-- start --

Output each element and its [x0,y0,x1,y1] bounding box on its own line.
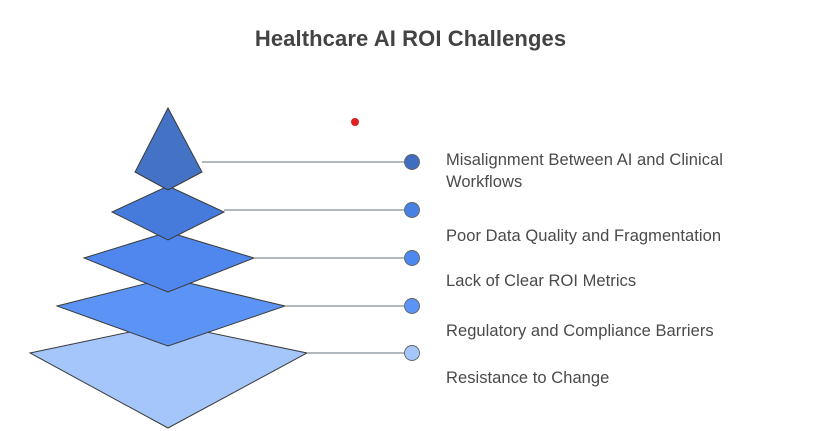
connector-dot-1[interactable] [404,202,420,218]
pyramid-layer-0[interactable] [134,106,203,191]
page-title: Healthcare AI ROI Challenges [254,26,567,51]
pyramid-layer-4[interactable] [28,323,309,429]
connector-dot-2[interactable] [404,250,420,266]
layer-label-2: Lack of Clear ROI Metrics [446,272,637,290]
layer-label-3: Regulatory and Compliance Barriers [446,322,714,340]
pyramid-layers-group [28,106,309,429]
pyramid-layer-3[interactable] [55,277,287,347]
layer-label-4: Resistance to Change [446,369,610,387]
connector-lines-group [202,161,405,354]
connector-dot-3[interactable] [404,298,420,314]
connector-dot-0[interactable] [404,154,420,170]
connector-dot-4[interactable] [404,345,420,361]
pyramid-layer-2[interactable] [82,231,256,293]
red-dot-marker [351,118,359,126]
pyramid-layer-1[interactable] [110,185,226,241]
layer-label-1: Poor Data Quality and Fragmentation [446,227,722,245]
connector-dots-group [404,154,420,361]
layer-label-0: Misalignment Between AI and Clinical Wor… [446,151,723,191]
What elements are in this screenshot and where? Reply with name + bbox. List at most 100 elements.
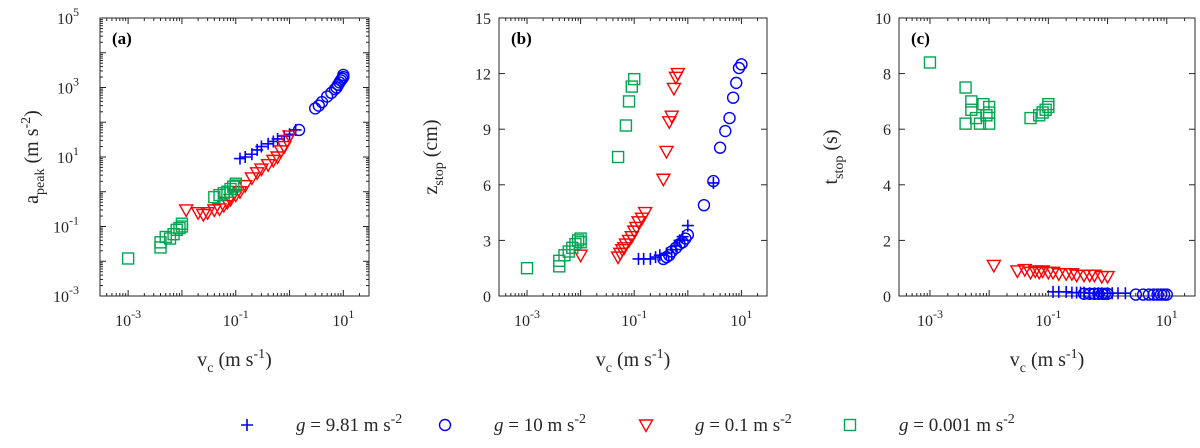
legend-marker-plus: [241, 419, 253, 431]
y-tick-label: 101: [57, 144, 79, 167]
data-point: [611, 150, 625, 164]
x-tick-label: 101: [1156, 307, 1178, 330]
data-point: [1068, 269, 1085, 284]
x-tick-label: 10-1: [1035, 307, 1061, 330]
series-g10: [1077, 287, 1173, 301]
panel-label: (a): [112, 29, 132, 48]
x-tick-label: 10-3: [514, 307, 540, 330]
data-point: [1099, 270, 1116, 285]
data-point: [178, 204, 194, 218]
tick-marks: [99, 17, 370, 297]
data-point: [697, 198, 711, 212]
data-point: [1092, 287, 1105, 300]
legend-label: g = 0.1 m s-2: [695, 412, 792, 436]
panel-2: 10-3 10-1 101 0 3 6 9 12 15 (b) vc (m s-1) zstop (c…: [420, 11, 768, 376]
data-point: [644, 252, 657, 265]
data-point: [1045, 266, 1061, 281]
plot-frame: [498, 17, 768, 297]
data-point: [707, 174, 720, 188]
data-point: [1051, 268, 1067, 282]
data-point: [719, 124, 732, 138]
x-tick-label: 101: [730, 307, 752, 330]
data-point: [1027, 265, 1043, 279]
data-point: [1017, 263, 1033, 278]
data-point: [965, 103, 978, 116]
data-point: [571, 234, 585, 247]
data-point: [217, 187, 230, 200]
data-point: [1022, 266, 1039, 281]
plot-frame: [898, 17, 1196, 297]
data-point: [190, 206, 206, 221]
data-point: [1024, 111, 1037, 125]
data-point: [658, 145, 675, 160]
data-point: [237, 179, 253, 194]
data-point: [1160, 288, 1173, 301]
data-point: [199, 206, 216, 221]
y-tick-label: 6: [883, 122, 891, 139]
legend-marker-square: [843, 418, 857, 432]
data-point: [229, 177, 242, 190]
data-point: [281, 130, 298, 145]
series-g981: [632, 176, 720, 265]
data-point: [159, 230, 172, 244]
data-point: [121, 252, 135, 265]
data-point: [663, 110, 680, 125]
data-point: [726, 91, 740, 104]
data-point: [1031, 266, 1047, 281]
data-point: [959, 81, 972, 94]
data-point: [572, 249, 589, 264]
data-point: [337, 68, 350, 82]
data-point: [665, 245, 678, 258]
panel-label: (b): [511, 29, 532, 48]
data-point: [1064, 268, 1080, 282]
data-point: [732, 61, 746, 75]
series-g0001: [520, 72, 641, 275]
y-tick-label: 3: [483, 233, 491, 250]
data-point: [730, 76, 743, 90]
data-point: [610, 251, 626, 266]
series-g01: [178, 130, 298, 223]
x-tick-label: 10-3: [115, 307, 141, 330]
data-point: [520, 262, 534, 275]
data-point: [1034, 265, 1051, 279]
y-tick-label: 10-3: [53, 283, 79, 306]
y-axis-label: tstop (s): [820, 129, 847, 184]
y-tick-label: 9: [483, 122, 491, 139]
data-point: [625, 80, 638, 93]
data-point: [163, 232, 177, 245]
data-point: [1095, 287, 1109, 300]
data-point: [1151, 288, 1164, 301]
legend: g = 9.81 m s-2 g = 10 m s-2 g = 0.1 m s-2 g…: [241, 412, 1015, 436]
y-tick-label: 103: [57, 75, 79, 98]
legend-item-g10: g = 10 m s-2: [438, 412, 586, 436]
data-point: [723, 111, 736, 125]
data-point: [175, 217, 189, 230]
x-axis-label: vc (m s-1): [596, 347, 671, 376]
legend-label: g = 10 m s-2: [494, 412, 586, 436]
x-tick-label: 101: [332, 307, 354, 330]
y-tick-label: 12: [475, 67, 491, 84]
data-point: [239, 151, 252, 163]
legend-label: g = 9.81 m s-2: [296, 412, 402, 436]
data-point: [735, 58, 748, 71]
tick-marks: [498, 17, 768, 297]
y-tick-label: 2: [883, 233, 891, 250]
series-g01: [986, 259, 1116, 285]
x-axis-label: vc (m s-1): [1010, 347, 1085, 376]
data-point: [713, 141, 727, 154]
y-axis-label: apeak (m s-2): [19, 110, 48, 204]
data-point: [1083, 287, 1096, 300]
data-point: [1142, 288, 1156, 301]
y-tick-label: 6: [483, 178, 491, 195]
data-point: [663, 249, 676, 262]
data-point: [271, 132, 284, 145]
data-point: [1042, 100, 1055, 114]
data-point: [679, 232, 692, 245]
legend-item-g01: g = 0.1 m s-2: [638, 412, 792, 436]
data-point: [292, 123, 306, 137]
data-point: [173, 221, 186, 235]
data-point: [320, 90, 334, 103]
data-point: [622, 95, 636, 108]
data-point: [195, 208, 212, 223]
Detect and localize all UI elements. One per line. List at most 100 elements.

-- end --

▶ [TASK OBJECTIVE]:
Copy out, word for word, the rows from the line with "legend-marker-plus: [241, 419, 253, 431]" up to and including the line with "data-point: [178, 204, 194, 218]".

▶ [RESULT FOR THIS EXERCISE]:
legend-marker-plus: [241, 419, 253, 431]
y-tick-label: 101: [57, 144, 79, 167]
data-point: [611, 150, 625, 164]
x-tick-label: 101: [1156, 307, 1178, 330]
data-point: [1068, 269, 1085, 284]
x-tick-label: 10-1: [1035, 307, 1061, 330]
series-g10: [1077, 287, 1173, 301]
panel-label: (a): [112, 29, 132, 48]
x-tick-label: 10-3: [514, 307, 540, 330]
data-point: [1099, 270, 1116, 285]
data-point: [178, 204, 194, 218]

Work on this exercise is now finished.